> _Directive_:
Copy out all the lines in the records that include the word "HVOF".

> _Raw records_:
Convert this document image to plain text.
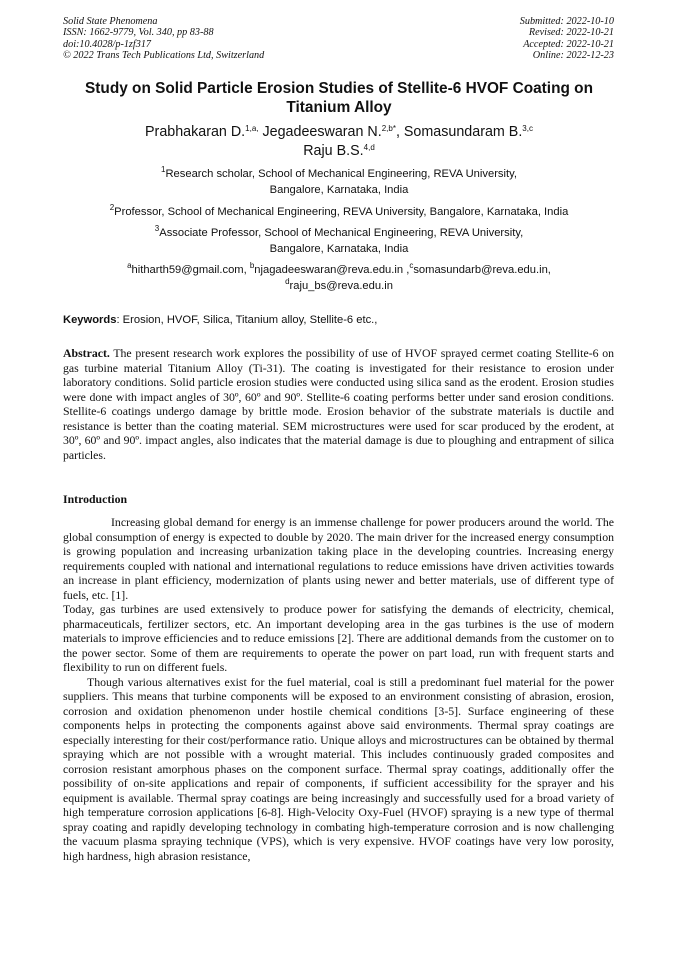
Solid State Phenomena
ISSN: 1662-9779, Vol. 340, pp 83-88
doi:10.4028/p-1zf317
© 2022 Trans Tech Publications Ltd, Switzerland
Submitted: 2022-10-10
Revised: 2022-10-21
Accepted: 2022-10-21
Online: 2022-12-23
Study on Solid Particle Erosion Studies of Stellite-6 HVOF Coating on
Titanium Alloy
Prabhakaran D.$^{1,a,}$ Jegadeeswaran N.$^{2,b*}$, Somasundaram B.$^{3,c}$
Raju B.S.$^{4,d}$
$^1$Research scholar, School of Mechanical Engineering, REVA University,
Bangalore, Karnataka, India
$^2$Professor, School of Mechanical Engineering, REVA University, Bangalore, Karnataka, India
$^3$Associate Professor, School of Mechanical Engineering, REVA University,
Bangalore, Karnataka, India
$^a$hitharth59@gmail.com, $^b$njagadeeswaran@reva.edu.in ,$^c$somasundarb@reva.edu.in,
$^d$raju_bs@reva.edu.in
Keywords: Erosion, HVOF, Silica, Titanium alloy, Stellite-6 etc.,
Abstract. The present research work explores the possibility of use of HVOF sprayed cermet coating Stellite-6 on gas turbine material Titanium Alloy (Ti-31). The coating is investigated for their resistance to erosion under laboratory conditions. Solid particle erosion studies were conducted using silica sand as the erodent. Erosion studies were done with impact angles of 30º, 60º and 90º. Stellite-6 coating performs better under sand erosion conditions. Stellite-6 coatings undergo damage by brittle mode. Erosion behavior of the substrate materials is ductile and resistance is better than the coating material. SEM microstructures were used for scar produced by the erodent, at 30º, 60º and 90º. impact angles, also indicates that the material damage is due to ploughing and entrapment of silica particles.
Introduction

Increasing global demand for energy is an immense challenge for power producers around the world. The global consumption of energy is expected to double by 2020. The main driver for the increased energy consumption is growing population and increasing urbanization taking place in the developing countries. Increasing energy requirements coupled with national and international regulations to reduce emissions have driven activities towards an increase in plant efficiency, modernization of plants using newer and better materials, use of different type of fuels, etc. [1].

Today, gas turbines are used extensively to produce power for satisfying the demands of electricity, chemical, pharmaceuticals, fertilizer sectors, etc. An important developing area in the gas turbines is the use of modern materials to improve efficiencies and to reduce emissions [2]. There are additional demands from the customer on to the power sector. Some of them are requirements to operate the power on part load, run with frequent starts and flexibility to run on different fuels.

Though various alternatives exist for the fuel material, coal is still a predominant fuel material for the power suppliers. This means that turbine components will be exposed to an environment consisting of abrasion, erosion, corrosion and oxidation phenomenon under hostile chemical conditions [3-5]. Surface engineering of these components helps in protecting the components against above said environments. Thermal spray coatings are especially interesting for their cost/performance ratio. Unique alloys and microstructures can be obtained by thermal spraying which are not possible with a wrought material. This includes continuously graded composites and corrosion resistant amorphous phases on the component surface. Thermal spray coatings, additionally offer the possibility of on-site applications and repair of components, if sufficient accessibility for the sprayer and his equipment is available. Thermal spray coatings are being increasingly and successfully used for a broad variety of high temperature corrosion applications [6-8]. High-Velocity Oxy-Fuel (HVOF) spraying is a new type of thermal spray coating and rapidly developing technology in combating high-temperature corrosion and is now challenging the vacuum plasma spraying technique (VPS), which is very expensive. HVOF coatings have very low porosity, high hardness, high abrasion resistance,
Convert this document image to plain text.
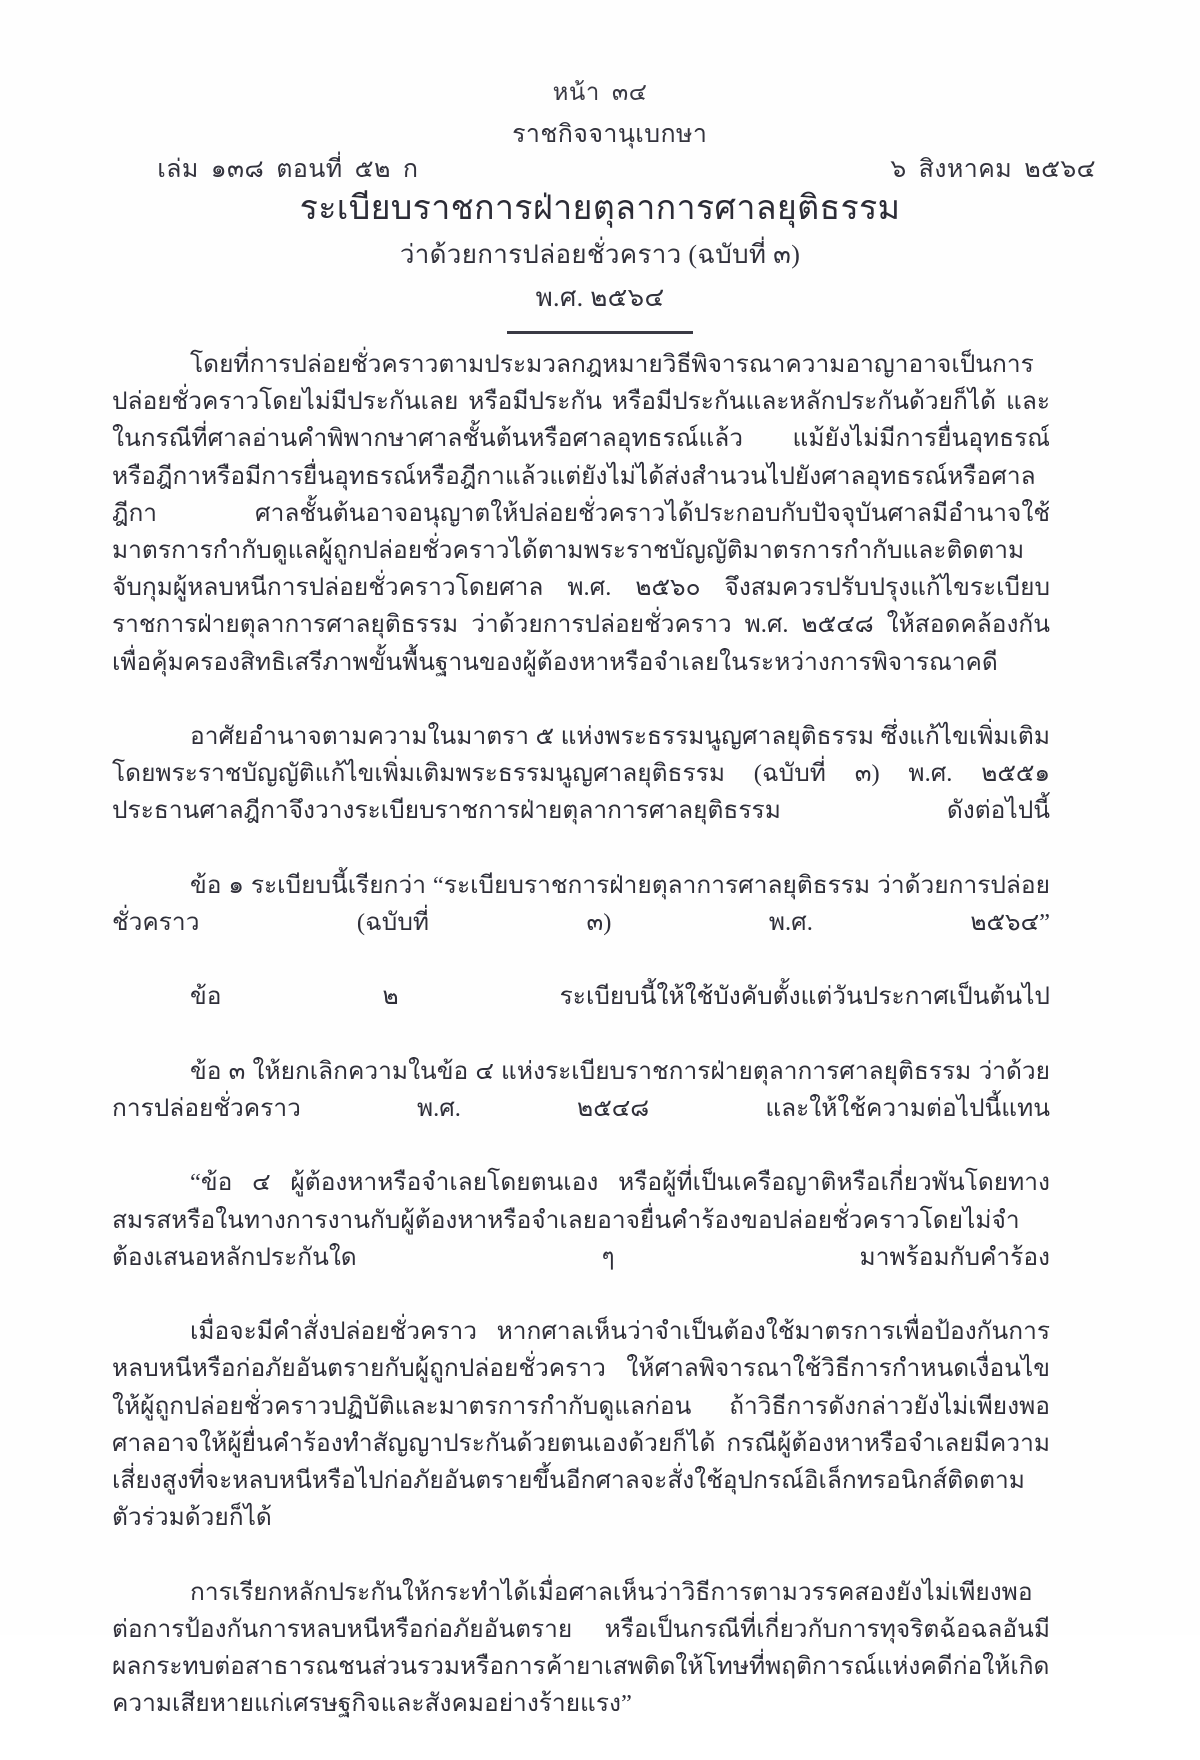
หน้า ๓๔

เล่ม ๑๓๘ ตอนที่ ๕๒ ก

ราชกิจจานุเบกษา

๖ สิงหาคม ๒๕๖๔

ระเบียบราชการฝ่ายตุลาการศาลยุติธรรม
ว่าด้วยการปล่อยชั่วคราว (ฉบับที่ ๓)
พ.ศ. ๒๕๖๔

โดยที่การปล่อยชั่วคราวตามประมวลกฎหมายวิธีพิจารณาความอาญาอาจเป็นการปล่อยชั่วคราวโดยไม่มีประกันเลย หรือมีประกัน หรือมีประกันและหลักประกันด้วยก็ได้ และในกรณีที่ศาลอ่านคำพิพากษาศาลชั้นต้นหรือศาลอุทธรณ์แล้ว แม้ยังไม่มีการยื่นอุทธรณ์หรือฎีกาหรือมีการยื่นอุทธรณ์หรือฎีกาแล้วแต่ยังไม่ได้ส่งสำนวนไปยังศาลอุทธรณ์หรือศาลฎีกา ศาลชั้นต้นอาจอนุญาตให้ปล่อยชั่วคราวได้ประกอบกับปัจจุบันศาลมีอำนาจใช้มาตรการกำกับดูแลผู้ถูกปล่อยชั่วคราวได้ตามพระราชบัญญัติมาตรการกำกับและติดตามจับกุมผู้หลบหนีการปล่อยชั่วคราวโดยศาล พ.ศ. ๒๕๖๐ จึงสมควรปรับปรุงแก้ไขระเบียบราชการฝ่ายตุลาการศาลยุติธรรม ว่าด้วยการปล่อยชั่วคราว พ.ศ. ๒๕๔๘ ให้สอดคล้องกันเพื่อคุ้มครองสิทธิเสรีภาพขั้นพื้นฐานของผู้ต้องหาหรือจำเลยในระหว่างการพิจารณาคดี

อาศัยอำนาจตามความในมาตรา ๕ แห่งพระธรรมนูญศาลยุติธรรม ซึ่งแก้ไขเพิ่มเติมโดยพระราชบัญญัติแก้ไขเพิ่มเติมพระธรรมนูญศาลยุติธรรม (ฉบับที่ ๓) พ.ศ. ๒๕๕๑ ประธานศาลฎีกาจึงวางระเบียบราชการฝ่ายตุลาการศาลยุติธรรม ดังต่อไปนี้

ข้อ ๑ ระเบียบนี้เรียกว่า “ระเบียบราชการฝ่ายตุลาการศาลยุติธรรม ว่าด้วยการปล่อยชั่วคราว (ฉบับที่ ๓) พ.ศ. ๒๕๖๔”

ข้อ ๒ ระเบียบนี้ให้ใช้บังคับตั้งแต่วันประกาศเป็นต้นไป

ข้อ ๓ ให้ยกเลิกความในข้อ ๔ แห่งระเบียบราชการฝ่ายตุลาการศาลยุติธรรม ว่าด้วยการปล่อยชั่วคราว พ.ศ. ๒๕๔๘ และให้ใช้ความต่อไปนี้แทน

“ข้อ ๔ ผู้ต้องหาหรือจำเลยโดยตนเอง หรือผู้ที่เป็นเครือญาติหรือเกี่ยวพันโดยทางสมรสหรือในทางการงานกับผู้ต้องหาหรือจำเลยอาจยื่นคำร้องขอปล่อยชั่วคราวโดยไม่จำต้องเสนอหลักประกันใด ๆ มาพร้อมกับคำร้อง

เมื่อจะมีคำสั่งปล่อยชั่วคราว หากศาลเห็นว่าจำเป็นต้องใช้มาตรการเพื่อป้องกันการหลบหนีหรือก่อภัยอันตรายกับผู้ถูกปล่อยชั่วคราว ให้ศาลพิจารณาใช้วิธีการกำหนดเงื่อนไขให้ผู้ถูกปล่อยชั่วคราวปฏิบัติและมาตรการกำกับดูแลก่อน ถ้าวิธีการดังกล่าวยังไม่เพียงพอ ศาลอาจให้ผู้ยื่นคำร้องทำสัญญาประกันด้วยตนเองด้วยก็ได้ กรณีผู้ต้องหาหรือจำเลยมีความเสี่ยงสูงที่จะหลบหนีหรือไปก่อภัยอันตรายขึ้นอีกศาลจะสั่งใช้อุปกรณ์อิเล็กทรอนิกส์ติดตามตัวร่วมด้วยก็ได้

การเรียกหลักประกันให้กระทำได้เมื่อศาลเห็นว่าวิธีการตามวรรคสองยังไม่เพียงพอต่อการป้องกันการหลบหนีหรือก่อภัยอันตราย หรือเป็นกรณีที่เกี่ยวกับการทุจริตฉ้อฉลอันมีผลกระทบต่อสาธารณชนส่วนรวมหรือการค้ายาเสพติดให้โทษที่พฤติการณ์แห่งคดีก่อให้เกิดความเสียหายแก่เศรษฐกิจและสังคมอย่างร้ายแรง”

> _Correct answer_:
Study on Solid Particle Erosion Studies of Stellite-6 HVOF Coating on
Keywords: Erosion, HVOF, Silica, Titanium alloy, Stellite-6 etc.,
Abstract. The present research work explores the possibility of use of HVOF sprayed cermet coating Stellite-6 on gas turbine material Titanium Alloy (Ti-31). The coating is investigated for their resistance to erosion under laboratory conditions. Solid particle erosion studies were conducted using silica sand as the erodent. Erosion studies were done with impact angles of 30º, 60º and 90º. Stellite-6 coating performs better under sand erosion conditions. Stellite-6 coatings undergo damage by brittle mode. Erosion behavior of the substrate materials is ductile and resistance is better than the coating material. SEM microstructures were used for scar produced by the erodent, at 30º, 60º and 90º. impact angles, also indicates that the material damage is due to ploughing and entrapment of silica particles.
Though various alternatives exist for the fuel material, coal is still a predominant fuel material for the power suppliers. This means that turbine components will be exposed to an environment consisting of abrasion, erosion, corrosion and oxidation phenomenon under hostile chemical conditions [3-5]. Surface engineering of these components helps in protecting the components against above said environments. Thermal spray coatings are especially interesting for their cost/performance ratio. Unique alloys and microstructures can be obtained by thermal spraying which are not possible with a wrought material. This includes continuously graded composites and corrosion resistant amorphous phases on the component surface. Thermal spray coatings, additionally offer the possibility of on-site applications and repair of components, if sufficient accessibility for the sprayer and his equipment is available. Thermal spray coatings are being increasingly and successfully used for a broad variety of high temperature corrosion applications [6-8]. High-Velocity Oxy-Fuel (HVOF) spraying is a new type of thermal spray coating and rapidly developing technology in combating high-temperature corrosion and is now challenging the vacuum plasma spraying technique (VPS), which is very expensive. HVOF coatings have very low porosity, high hardness, high abrasion resistance,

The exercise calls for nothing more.